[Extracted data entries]
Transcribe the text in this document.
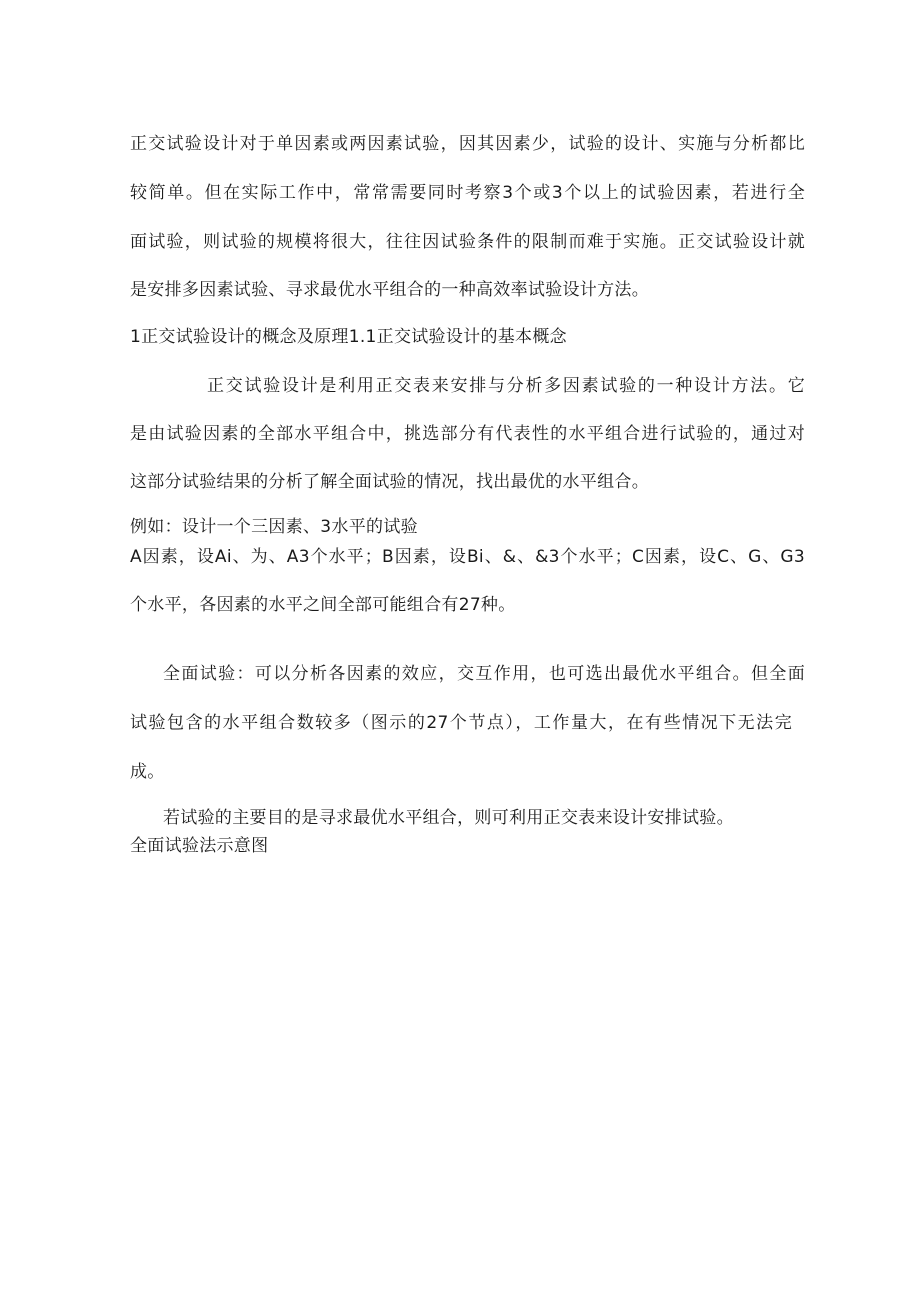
正交试验设计对于单因素或两因素试验，因其因素少，试验的设计、实施与分析都比
较简单。但在实际工作中，常常需要同时考察3个或3个以上的试验因素，若进行全
面试验，则试验的规模将很大，往往因试验条件的限制而难于实施。正交试验设计就
是安排多因素试验、寻求最优水平组合的一种高效率试验设计方法。
1正交试验设计的概念及原理1.1正交试验设计的基本概念
正交试验设计是利用正交表来安排与分析多因素试验的一种设计方法。它
是由试验因素的全部水平组合中，挑选部分有代表性的水平组合进行试验的，通过对
这部分试验结果的分析了解全面试验的情况，找出最优的水平组合。
例如：设计一个三因素、3水平的试验
A因素，设Ai、为、A3个水平；B因素，设Bi、&、&3个水平；C因素，设C、G、G3
个水平，各因素的水平之间全部可能组合有27种。
全面试验：可以分析各因素的效应，交互作用，也可选出最优水平组合。但全面
试验包含的水平组合数较多（图示的27个节点），工作量大，在有些情况下无法完
成。
若试验的主要目的是寻求最优水平组合，则可利用正交表来设计安排试验。
全面试验法示意图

Task: Output the material word for word, omitting its pictures.

Finished answer:
Transcribe the text in this document.
正交试验设计对于单因素或两因素试验，因其因素少，试验的设计、实施与分析都比
较简单。但在实际工作中，常常需要同时考察3个或3个以上的试验因素，若进行全
面试验，则试验的规模将很大，往往因试验条件的限制而难于实施。正交试验设计就
是安排多因素试验、寻求最优水平组合的一种高效率试验设计方法。
1正交试验设计的概念及原理1.1正交试验设计的基本概念
正交试验设计是利用正交表来安排与分析多因素试验的一种设计方法。它
是由试验因素的全部水平组合中，挑选部分有代表性的水平组合进行试验的，通过对
这部分试验结果的分析了解全面试验的情况，找出最优的水平组合。
例如：设计一个三因素、3水平的试验
A因素，设Ai、为、A3个水平；B因素，设Bi、&、&3个水平；C因素，设C、G、G3
个水平，各因素的水平之间全部可能组合有27种。
全面试验：可以分析各因素的效应，交互作用，也可选出最优水平组合。但全面
试验包含的水平组合数较多（图示的27个节点），工作量大，在有些情况下无法完
成。
若试验的主要目的是寻求最优水平组合，则可利用正交表来设计安排试验。
全面试验法示意图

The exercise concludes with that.